▶ **Problem to solve**: Look through the material below. Copy every line with the string "一般资料" in it.
# # # # #
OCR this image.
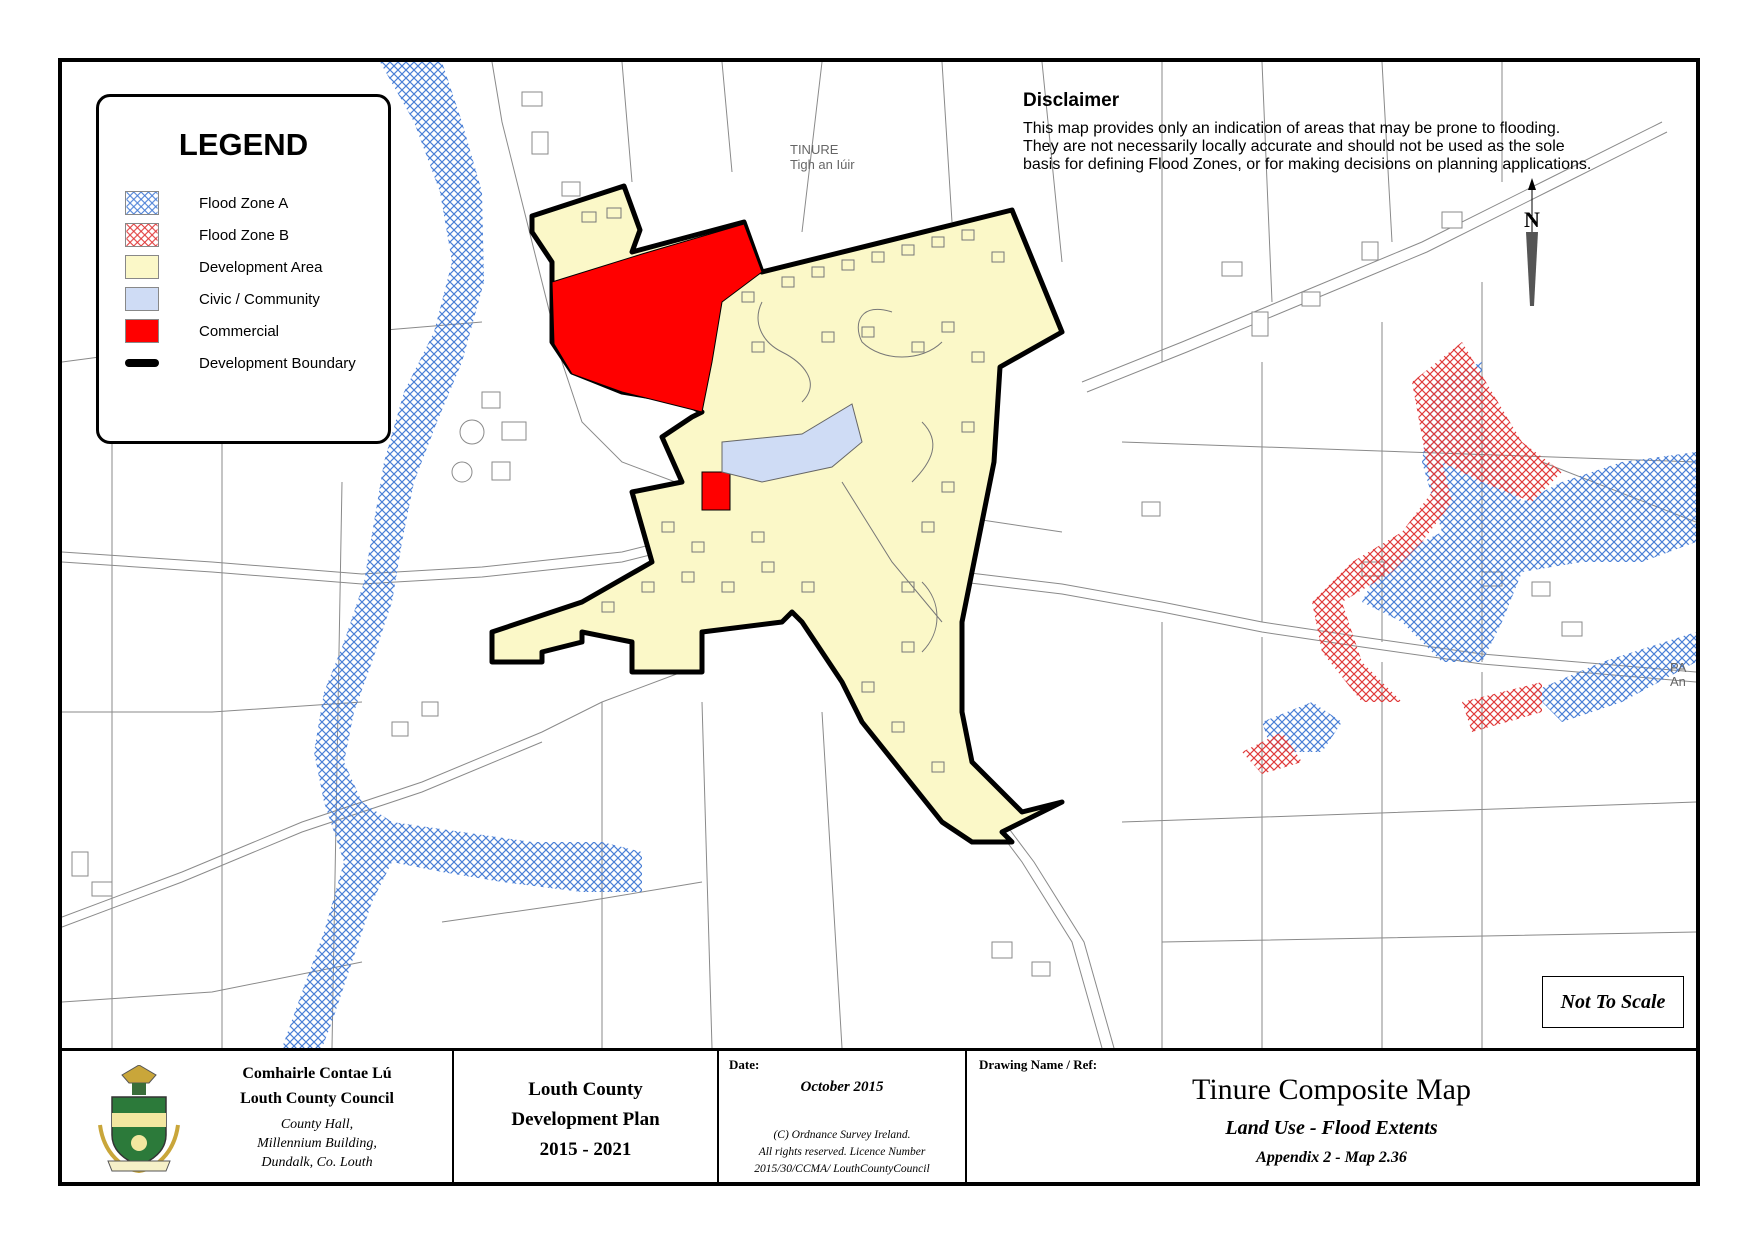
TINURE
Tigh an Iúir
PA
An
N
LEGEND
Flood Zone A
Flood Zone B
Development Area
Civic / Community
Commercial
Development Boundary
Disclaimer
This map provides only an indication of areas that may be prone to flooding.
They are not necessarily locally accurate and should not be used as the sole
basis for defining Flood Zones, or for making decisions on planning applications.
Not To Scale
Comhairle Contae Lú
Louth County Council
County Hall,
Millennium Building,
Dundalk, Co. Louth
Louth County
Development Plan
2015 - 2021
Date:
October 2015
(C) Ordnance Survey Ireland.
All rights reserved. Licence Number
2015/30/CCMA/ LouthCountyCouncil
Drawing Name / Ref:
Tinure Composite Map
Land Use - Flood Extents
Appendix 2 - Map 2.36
# # # # #
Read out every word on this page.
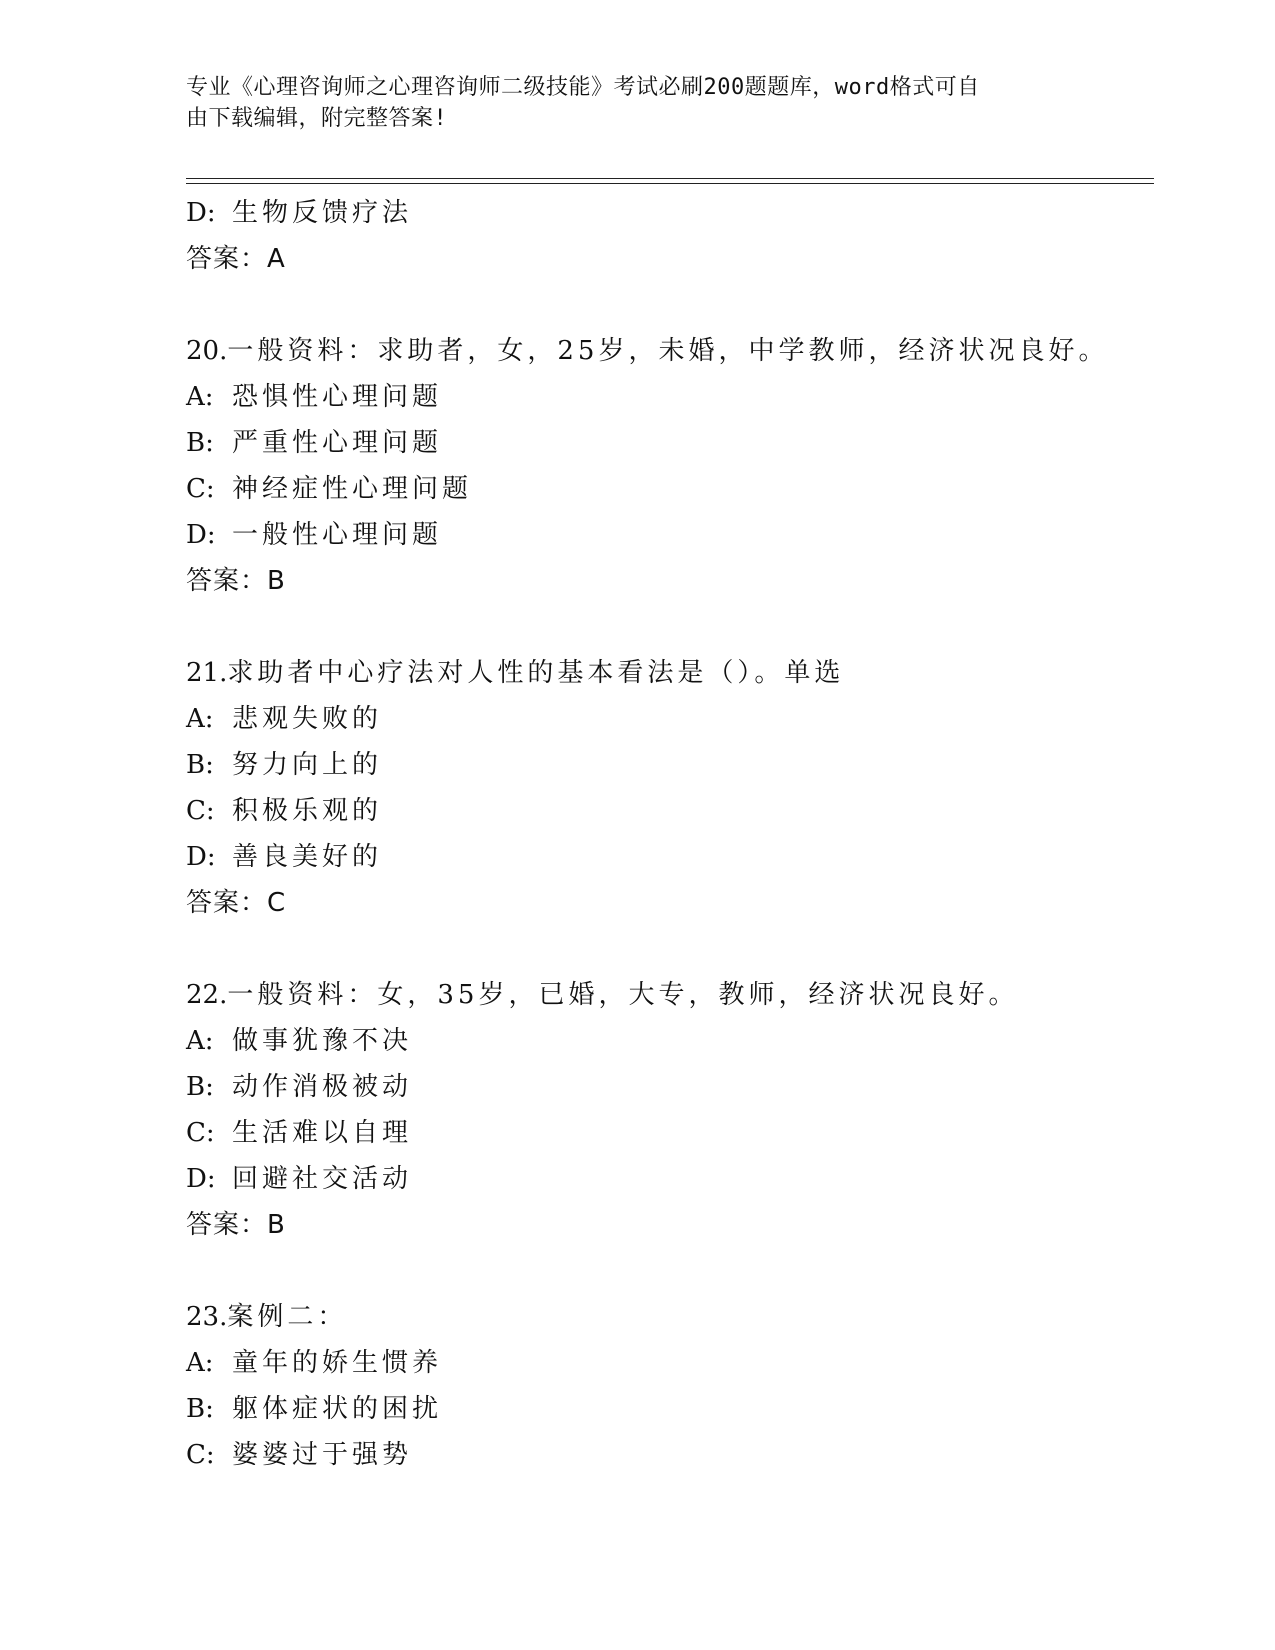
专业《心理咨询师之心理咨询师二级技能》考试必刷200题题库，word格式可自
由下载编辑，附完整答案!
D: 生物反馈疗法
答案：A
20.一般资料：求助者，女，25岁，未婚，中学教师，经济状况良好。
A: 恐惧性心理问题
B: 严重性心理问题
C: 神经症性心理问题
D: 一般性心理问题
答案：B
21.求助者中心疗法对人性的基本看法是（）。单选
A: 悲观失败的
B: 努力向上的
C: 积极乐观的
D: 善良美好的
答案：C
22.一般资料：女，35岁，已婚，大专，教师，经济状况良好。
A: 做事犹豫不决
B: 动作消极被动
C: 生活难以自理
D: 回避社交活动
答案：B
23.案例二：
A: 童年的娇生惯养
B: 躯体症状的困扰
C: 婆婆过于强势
# # # # #
▶ **Answer below**:
20.一般资料：求助者，女，25岁，未婚，中学教师，经济状况良好。
22.一般资料：女，35岁，已婚，大专，教师，经济状况良好。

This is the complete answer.